Dataset records:
□ □ □

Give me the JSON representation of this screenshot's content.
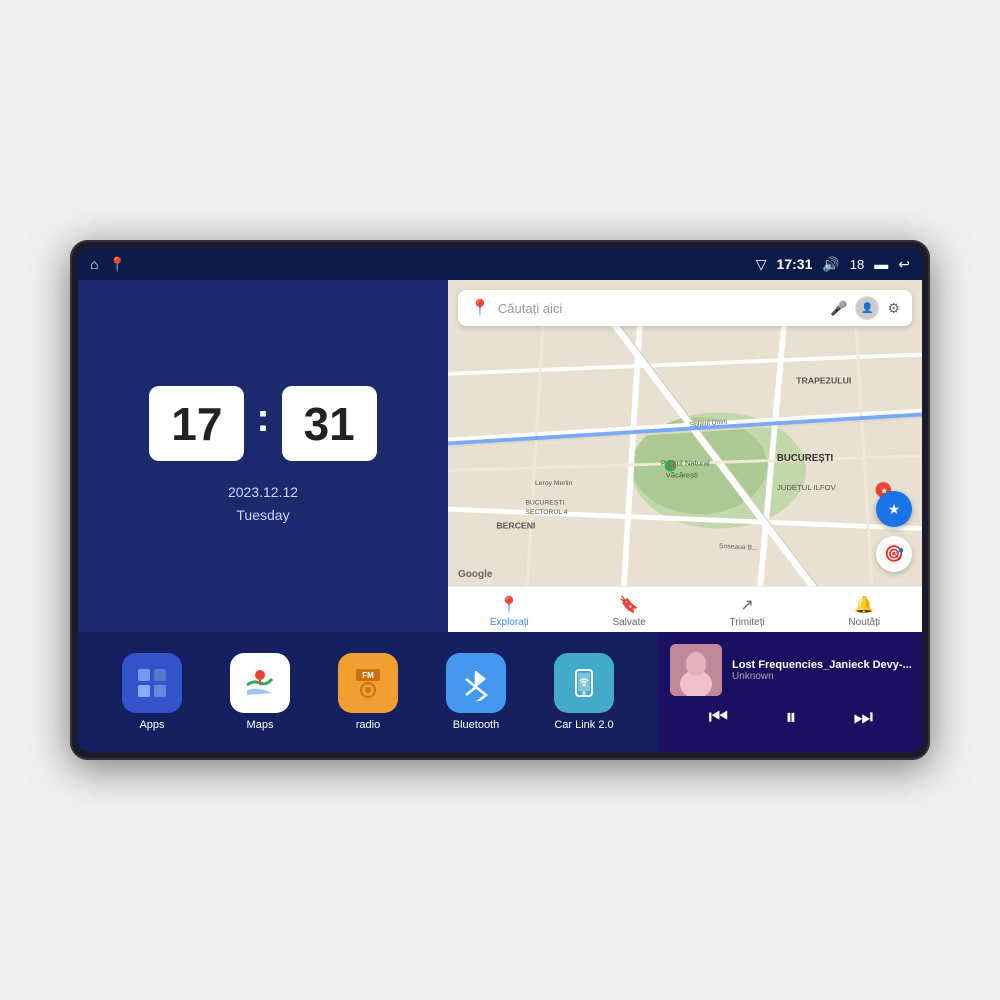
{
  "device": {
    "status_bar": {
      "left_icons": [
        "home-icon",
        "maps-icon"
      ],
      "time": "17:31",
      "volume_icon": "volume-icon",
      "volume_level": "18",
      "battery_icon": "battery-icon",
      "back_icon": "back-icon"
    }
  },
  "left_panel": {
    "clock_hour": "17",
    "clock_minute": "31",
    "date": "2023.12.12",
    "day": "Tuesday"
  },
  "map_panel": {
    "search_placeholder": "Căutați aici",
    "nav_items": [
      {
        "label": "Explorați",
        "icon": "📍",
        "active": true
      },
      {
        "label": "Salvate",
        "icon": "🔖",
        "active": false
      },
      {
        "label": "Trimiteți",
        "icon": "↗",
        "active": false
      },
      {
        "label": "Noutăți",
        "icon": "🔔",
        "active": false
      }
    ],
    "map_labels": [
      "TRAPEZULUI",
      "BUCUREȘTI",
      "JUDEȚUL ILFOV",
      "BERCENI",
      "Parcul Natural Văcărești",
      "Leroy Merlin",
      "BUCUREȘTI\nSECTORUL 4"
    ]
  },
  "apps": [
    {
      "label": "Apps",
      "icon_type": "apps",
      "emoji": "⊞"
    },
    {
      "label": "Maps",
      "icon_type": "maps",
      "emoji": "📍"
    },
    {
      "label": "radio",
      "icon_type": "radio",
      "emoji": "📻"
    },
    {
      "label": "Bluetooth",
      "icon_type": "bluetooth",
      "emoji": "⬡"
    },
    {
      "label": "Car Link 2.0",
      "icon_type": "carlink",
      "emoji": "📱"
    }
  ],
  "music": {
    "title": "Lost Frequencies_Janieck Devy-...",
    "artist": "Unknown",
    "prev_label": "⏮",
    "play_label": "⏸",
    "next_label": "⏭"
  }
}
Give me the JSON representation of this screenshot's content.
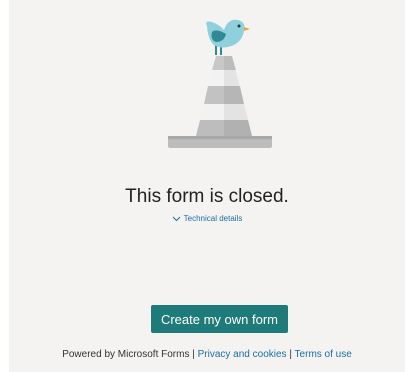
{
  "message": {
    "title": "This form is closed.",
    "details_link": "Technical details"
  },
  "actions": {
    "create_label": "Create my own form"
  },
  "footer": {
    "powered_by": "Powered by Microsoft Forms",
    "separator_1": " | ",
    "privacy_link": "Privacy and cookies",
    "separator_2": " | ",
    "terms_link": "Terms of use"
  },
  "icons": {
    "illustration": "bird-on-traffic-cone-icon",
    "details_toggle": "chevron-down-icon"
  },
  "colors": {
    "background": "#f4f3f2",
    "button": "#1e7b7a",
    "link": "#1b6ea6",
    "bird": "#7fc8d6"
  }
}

□ □ □

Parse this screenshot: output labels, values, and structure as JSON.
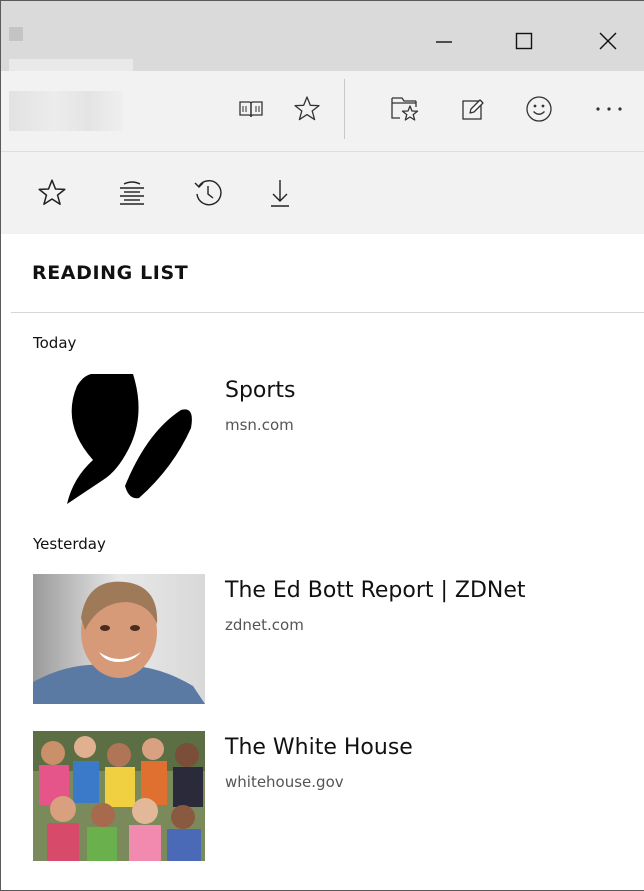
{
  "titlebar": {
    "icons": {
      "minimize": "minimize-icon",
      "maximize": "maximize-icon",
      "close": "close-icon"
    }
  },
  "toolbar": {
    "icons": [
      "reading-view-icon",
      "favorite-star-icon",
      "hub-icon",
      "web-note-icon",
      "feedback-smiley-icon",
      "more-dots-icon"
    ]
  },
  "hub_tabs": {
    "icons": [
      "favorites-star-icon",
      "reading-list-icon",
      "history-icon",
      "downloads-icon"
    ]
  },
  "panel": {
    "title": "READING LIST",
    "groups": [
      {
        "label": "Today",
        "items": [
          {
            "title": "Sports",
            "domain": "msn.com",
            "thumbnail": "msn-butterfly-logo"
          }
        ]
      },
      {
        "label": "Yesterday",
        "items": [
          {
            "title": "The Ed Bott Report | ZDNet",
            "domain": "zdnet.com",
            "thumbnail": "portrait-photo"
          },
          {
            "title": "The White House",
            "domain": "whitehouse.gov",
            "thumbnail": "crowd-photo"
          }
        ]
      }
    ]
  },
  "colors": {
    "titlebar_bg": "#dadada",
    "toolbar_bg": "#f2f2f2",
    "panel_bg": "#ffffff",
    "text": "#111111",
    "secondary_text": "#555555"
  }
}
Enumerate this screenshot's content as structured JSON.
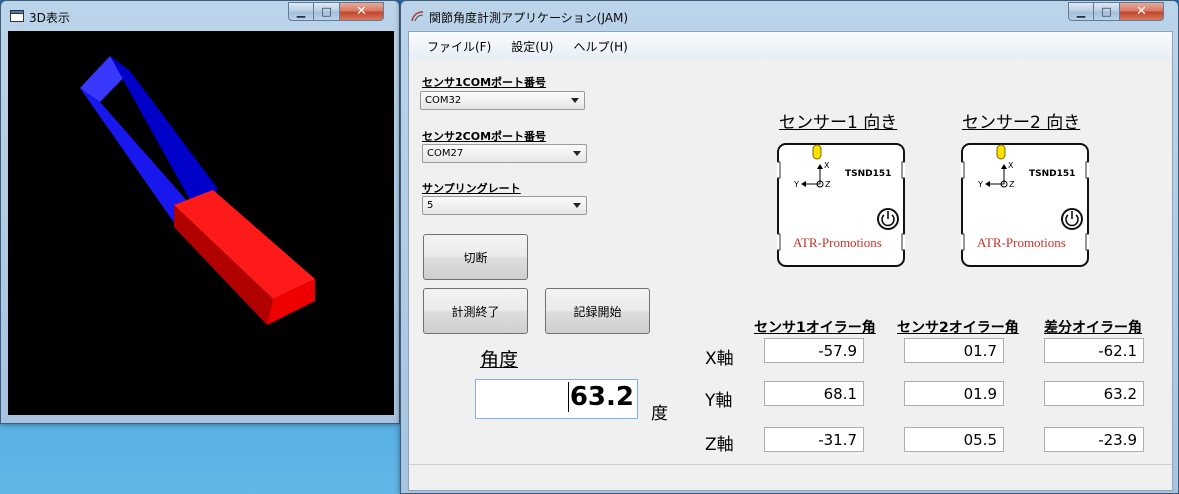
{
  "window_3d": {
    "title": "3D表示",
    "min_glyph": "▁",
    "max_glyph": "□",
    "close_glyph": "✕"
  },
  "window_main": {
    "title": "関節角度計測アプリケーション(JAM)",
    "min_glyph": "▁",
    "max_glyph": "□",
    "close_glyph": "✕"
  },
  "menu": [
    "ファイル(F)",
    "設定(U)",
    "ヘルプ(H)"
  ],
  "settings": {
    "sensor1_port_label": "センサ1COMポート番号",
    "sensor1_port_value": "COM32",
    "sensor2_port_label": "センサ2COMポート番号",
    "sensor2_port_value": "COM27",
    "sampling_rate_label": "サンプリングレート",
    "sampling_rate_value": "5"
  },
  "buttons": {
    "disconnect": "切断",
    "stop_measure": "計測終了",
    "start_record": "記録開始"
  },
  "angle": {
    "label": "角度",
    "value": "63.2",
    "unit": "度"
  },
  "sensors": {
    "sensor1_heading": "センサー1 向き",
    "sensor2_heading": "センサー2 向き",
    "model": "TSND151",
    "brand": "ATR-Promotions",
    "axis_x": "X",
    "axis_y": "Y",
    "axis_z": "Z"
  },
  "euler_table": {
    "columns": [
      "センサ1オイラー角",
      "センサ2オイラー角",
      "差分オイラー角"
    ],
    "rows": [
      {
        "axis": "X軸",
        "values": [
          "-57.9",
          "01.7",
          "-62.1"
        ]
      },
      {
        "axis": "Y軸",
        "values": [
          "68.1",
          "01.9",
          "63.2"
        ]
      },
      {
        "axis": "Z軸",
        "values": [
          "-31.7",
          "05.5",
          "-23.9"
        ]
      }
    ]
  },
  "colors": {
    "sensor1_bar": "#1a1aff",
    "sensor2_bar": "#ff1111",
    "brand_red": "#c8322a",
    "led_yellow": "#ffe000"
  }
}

□ □ □

What is needed — Each line in the listing above that contains "JSON" should be copied.

Task output —
Give me the JSON representation of this screenshot's content.
Give me the JSON representation of this screenshot's content.
Parse this screenshot: output labels, values, and structure as JSON.
Enumerate this screenshot's content as structured JSON.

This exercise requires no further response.